[Rows from a dataset]
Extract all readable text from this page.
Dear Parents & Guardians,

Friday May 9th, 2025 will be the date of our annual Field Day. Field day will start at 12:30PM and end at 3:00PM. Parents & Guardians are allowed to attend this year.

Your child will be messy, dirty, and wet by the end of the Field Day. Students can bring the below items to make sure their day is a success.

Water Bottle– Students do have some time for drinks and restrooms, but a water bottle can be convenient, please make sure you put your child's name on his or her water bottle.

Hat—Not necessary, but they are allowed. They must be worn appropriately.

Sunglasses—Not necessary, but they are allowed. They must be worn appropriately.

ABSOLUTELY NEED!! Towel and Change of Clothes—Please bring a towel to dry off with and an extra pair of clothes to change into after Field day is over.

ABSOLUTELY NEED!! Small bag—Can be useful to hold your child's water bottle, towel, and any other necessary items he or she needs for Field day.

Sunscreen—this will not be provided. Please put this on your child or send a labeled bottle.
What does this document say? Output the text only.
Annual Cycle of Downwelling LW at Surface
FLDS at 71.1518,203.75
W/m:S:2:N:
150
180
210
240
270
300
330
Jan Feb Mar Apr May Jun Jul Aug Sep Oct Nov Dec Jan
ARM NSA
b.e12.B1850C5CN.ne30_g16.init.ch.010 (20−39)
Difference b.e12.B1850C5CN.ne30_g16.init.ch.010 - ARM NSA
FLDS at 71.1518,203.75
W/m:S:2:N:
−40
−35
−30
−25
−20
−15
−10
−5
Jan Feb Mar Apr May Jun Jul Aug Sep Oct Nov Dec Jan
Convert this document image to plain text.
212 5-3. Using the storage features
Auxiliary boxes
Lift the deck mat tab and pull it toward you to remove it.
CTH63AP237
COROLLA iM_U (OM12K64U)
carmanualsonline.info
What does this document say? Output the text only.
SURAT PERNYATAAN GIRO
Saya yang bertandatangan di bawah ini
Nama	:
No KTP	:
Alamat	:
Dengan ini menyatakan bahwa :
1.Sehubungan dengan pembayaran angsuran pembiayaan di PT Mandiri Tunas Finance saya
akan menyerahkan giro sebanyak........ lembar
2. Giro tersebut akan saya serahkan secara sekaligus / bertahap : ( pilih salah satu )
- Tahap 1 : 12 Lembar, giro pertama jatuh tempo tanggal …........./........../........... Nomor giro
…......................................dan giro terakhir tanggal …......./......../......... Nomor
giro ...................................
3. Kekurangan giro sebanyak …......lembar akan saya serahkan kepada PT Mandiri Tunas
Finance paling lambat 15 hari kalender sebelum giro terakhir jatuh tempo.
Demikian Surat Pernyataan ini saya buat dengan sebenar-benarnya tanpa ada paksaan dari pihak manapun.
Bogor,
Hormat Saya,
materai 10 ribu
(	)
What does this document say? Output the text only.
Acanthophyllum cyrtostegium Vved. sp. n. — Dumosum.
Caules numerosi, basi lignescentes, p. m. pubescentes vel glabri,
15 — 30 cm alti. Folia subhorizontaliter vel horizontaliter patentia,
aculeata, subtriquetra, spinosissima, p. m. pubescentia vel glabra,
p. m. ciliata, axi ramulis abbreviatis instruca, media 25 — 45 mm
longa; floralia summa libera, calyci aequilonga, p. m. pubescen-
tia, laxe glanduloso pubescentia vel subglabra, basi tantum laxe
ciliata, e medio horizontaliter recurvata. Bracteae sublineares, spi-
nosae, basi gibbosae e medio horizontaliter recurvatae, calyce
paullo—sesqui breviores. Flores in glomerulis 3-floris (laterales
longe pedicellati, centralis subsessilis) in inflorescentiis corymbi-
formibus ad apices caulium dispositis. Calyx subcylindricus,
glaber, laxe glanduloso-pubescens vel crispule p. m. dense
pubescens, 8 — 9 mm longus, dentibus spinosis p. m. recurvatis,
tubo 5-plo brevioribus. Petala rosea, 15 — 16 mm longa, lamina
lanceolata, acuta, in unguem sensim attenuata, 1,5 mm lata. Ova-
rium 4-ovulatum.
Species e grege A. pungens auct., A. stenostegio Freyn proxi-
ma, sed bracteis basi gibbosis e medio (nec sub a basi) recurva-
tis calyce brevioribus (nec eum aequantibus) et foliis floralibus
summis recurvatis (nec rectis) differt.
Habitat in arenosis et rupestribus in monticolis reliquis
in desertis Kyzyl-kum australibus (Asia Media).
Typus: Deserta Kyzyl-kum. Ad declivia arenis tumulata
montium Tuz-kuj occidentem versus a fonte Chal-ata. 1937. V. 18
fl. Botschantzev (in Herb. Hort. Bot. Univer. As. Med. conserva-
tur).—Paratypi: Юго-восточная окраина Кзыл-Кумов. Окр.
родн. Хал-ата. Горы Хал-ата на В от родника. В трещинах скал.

EXERCISE OBJECTIVE:
Recopy the entries above in their entirety, exactly.

WRITTEN RESPONSE:
Extract all readable text from this page.
Dear Parents & Guardians,

Friday May 9th, 2025 will be the date of our annual Field Day. Field day will start at 12:30PM and end at 3:00PM. Parents & Guardians are allowed to attend this year.

Your child will be messy, dirty, and wet by the end of the Field Day. Students can bring the below items to make sure their day is a success.

Water Bottle– Students do have some time for drinks and restrooms, but a water bottle can be convenient, please make sure you put your child's name on his or her water bottle.

Hat—Not necessary, but they are allowed. They must be worn appropriately.

Sunglasses—Not necessary, but they are allowed. They must be worn appropriately.

ABSOLUTELY NEED!! Towel and Change of Clothes—Please bring a towel to dry off with and an extra pair of clothes to change into after Field day is over.

ABSOLUTELY NEED!! Small bag—Can be useful to hold your child's water bottle, towel, and any other necessary items he or she needs for Field day.

Sunscreen—this will not be provided. Please put this on your child or send a labeled bottle.
What does this document say? Output the text only.
Annual Cycle of Downwelling LW at Surface
FLDS at 71.1518,203.75
W/m:S:2:N:
150
180
210
240
270
300
330
Jan Feb Mar Apr May Jun Jul Aug Sep Oct Nov Dec Jan
ARM NSA
b.e12.B1850C5CN.ne30_g16.init.ch.010 (20−39)
Difference b.e12.B1850C5CN.ne30_g16.init.ch.010 - ARM NSA
FLDS at 71.1518,203.75
W/m:S:2:N:
−40
−35
−30
−25
−20
−15
−10
−5
Jan Feb Mar Apr May Jun Jul Aug Sep Oct Nov Dec Jan
Convert this document image to plain text.
212 5-3. Using the storage features
Auxiliary boxes
Lift the deck mat tab and pull it toward you to remove it.
CTH63AP237
COROLLA iM_U (OM12K64U)
carmanualsonline.info
What does this document say? Output the text only.
SURAT PERNYATAAN GIRO
Saya yang bertandatangan di bawah ini
Nama	:
No KTP	:
Alamat	:
Dengan ini menyatakan bahwa :
1.Sehubungan dengan pembayaran angsuran pembiayaan di PT Mandiri Tunas Finance saya
akan menyerahkan giro sebanyak........ lembar
2. Giro tersebut akan saya serahkan secara sekaligus / bertahap : ( pilih salah satu )
- Tahap 1 : 12 Lembar, giro pertama jatuh tempo tanggal …........./........../........... Nomor giro
…......................................dan giro terakhir tanggal …......./......../......... Nomor
giro ...................................
3. Kekurangan giro sebanyak …......lembar akan saya serahkan kepada PT Mandiri Tunas
Finance paling lambat 15 hari kalender sebelum giro terakhir jatuh tempo.
Demikian Surat Pernyataan ini saya buat dengan sebenar-benarnya tanpa ada paksaan dari pihak manapun.
Bogor,
Hormat Saya,
materai 10 ribu
(	)
What does this document say? Output the text only.
Acanthophyllum cyrtostegium Vved. sp. n. — Dumosum.
Caules numerosi, basi lignescentes, p. m. pubescentes vel glabri,
15 — 30 cm alti. Folia subhorizontaliter vel horizontaliter patentia,
aculeata, subtriquetra, spinosissima, p. m. pubescentia vel glabra,
p. m. ciliata, axi ramulis abbreviatis instruca, media 25 — 45 mm
longa; floralia summa libera, calyci aequilonga, p. m. pubescen-
tia, laxe glanduloso pubescentia vel subglabra, basi tantum laxe
ciliata, e medio horizontaliter recurvata. Bracteae sublineares, spi-
nosae, basi gibbosae e medio horizontaliter recurvatae, calyce
paullo—sesqui breviores. Flores in glomerulis 3-floris (laterales
longe pedicellati, centralis subsessilis) in inflorescentiis corymbi-
formibus ad apices caulium dispositis. Calyx subcylindricus,
glaber, laxe glanduloso-pubescens vel crispule p. m. dense
pubescens, 8 — 9 mm longus, dentibus spinosis p. m. recurvatis,
tubo 5-plo brevioribus. Petala rosea, 15 — 16 mm longa, lamina
lanceolata, acuta, in unguem sensim attenuata, 1,5 mm lata. Ova-
rium 4-ovulatum.
Species e grege A. pungens auct., A. stenostegio Freyn proxi-
ma, sed bracteis basi gibbosis e medio (nec sub a basi) recurva-
tis calyce brevioribus (nec eum aequantibus) et foliis floralibus
summis recurvatis (nec rectis) differt.
Habitat in arenosis et rupestribus in monticolis reliquis
in desertis Kyzyl-kum australibus (Asia Media).
Typus: Deserta Kyzyl-kum. Ad declivia arenis tumulata
montium Tuz-kuj occidentem versus a fonte Chal-ata. 1937. V. 18
fl. Botschantzev (in Herb. Hort. Bot. Univer. As. Med. conserva-
tur).—Paratypi: Юго-восточная окраина Кзыл-Кумов. Окр.
родн. Хал-ата. Горы Хал-ата на В от родника. В трещинах скал.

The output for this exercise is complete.